» Task instructions
1. Reproduce verbatim the passage of the text on the Red Pill and large corporations from "I wrote a post" to "want it to be?".
2. Extend the essay about taking the Red Pill on large corporations, picking up after its final sentence.

══ Given text ══

The Red Pill on Large Corporations
If any Red Pill needs to be taken by society, it is a Red Pill on large corporations.
The concept of the Red Pill comes from the Matrix. The Blue Pill represents seeing things the way you want to see them. The Red Pill represents seeing things the way they actually are. When you “take the Red Pill,” you come to terms with an uncomfortable truth. If society needs to take a Red Pill, it needs to take a Red Pill on Corporations. A lot of my ideology is basically based on taking the Red Pill on Corporations.
I wrote a post on LinkedIn (I am keeping my full name anonymous) that goes:
My saying is that getting ahead is a combination of nepotism, brown nosing and luck. Anyone who says it's based on merit is either an idiot or still in school. Anyone who says it's based on IQ overrates their own IQ. Why not just call a spade a spade and tell it like it really is, instead of how people want it to be?
Now I don't benefit from nepotism. I don't brown nose. And I haven't been lucky. That's why I only have what I've built up against the odds. My only hope is that one day luck will come my way, because I don't plan on brown nosing.

═══
══ Exercise data ══

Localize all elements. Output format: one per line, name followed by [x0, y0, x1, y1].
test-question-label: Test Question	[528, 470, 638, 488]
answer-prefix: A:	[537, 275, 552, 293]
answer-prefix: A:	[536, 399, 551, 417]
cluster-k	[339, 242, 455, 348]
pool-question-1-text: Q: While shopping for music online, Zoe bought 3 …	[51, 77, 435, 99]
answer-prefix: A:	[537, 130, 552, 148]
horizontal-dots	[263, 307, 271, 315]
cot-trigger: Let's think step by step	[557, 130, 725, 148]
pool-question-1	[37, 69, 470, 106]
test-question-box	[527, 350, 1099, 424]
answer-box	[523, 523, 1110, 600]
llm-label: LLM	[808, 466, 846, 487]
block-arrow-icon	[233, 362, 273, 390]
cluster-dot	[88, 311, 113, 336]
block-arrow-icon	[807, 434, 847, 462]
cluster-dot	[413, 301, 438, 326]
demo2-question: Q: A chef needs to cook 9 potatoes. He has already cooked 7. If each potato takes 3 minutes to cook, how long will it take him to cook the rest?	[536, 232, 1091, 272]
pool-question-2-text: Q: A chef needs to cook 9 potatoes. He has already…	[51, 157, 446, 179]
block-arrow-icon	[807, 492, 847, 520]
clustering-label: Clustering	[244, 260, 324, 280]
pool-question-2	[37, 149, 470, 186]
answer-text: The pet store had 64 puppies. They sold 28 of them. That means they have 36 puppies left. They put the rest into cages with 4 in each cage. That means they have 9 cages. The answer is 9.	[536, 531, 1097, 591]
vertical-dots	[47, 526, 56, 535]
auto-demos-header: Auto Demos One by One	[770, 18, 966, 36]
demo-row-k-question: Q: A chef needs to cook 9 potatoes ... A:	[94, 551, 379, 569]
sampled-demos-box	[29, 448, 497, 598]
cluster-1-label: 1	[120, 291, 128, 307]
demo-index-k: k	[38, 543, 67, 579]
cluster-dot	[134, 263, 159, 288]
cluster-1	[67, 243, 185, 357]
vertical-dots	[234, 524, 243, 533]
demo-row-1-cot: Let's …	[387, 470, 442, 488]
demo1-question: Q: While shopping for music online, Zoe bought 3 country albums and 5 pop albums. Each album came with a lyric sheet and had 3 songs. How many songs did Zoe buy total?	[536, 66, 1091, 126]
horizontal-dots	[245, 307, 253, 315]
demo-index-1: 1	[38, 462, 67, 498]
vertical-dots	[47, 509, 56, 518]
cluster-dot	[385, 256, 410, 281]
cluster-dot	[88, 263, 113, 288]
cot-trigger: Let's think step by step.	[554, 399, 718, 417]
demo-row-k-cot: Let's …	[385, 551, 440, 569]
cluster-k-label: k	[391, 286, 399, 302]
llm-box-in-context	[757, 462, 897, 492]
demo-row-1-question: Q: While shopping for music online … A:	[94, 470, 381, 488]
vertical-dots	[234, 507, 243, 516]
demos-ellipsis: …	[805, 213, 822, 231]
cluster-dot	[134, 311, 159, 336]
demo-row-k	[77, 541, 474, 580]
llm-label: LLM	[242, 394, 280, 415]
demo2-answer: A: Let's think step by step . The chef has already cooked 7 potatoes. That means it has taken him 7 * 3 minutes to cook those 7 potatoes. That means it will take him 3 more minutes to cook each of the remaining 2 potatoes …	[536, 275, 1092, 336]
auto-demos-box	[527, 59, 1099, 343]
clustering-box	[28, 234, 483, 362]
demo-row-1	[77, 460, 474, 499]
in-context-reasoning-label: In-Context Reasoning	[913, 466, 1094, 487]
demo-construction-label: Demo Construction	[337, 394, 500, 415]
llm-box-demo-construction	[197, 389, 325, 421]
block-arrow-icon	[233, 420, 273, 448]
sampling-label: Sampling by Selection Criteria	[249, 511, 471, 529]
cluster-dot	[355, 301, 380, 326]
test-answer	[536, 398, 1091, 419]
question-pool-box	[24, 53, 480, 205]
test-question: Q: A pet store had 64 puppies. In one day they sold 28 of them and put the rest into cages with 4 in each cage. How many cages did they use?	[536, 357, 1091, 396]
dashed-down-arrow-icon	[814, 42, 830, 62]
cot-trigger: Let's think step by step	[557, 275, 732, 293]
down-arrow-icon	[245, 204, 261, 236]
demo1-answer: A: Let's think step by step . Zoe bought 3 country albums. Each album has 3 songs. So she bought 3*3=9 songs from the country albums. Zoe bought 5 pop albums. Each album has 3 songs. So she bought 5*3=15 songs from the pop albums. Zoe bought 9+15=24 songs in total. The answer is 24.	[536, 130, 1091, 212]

═══

» Answers by item
1.
I wrote a post on LinkedIn (I am keeping my full name anonymous) that goes:
My saying is that getting ahead is a combination of nepotism, brown nosing and luck. Anyone who says it's based on merit is either an idiot or still in school. Anyone who says it's based on IQ overrates their own IQ. Why not just call a spade a spade and tell it like it really is, instead of how people want it to be?

2.
Now how it should work is that employers should want employees who are blunt and tell things the way they actually are. But that's not how it does work in the largest corporations. The yes men actually do hold their jobs better than the truth tellers. I've witnessed that. Just take OceanGate as an example. There are a lot of companies like OceanGate in my experience. If a boss actually valued employee honesty I would consider that boss a great boss. Otherwise, I would just shut my mouth and collect my paycheck.
That post basically sums up what it means to take the Red Pill on Corporations. It is the day you realize that people get ahead by power dynamics instead of merit.
Things like Green activism and environmentalism could qualify as a Corporate Red Pill too, because you realize profit is at the center of bad environmental policy. Unfortunately, the so called right has not taken this.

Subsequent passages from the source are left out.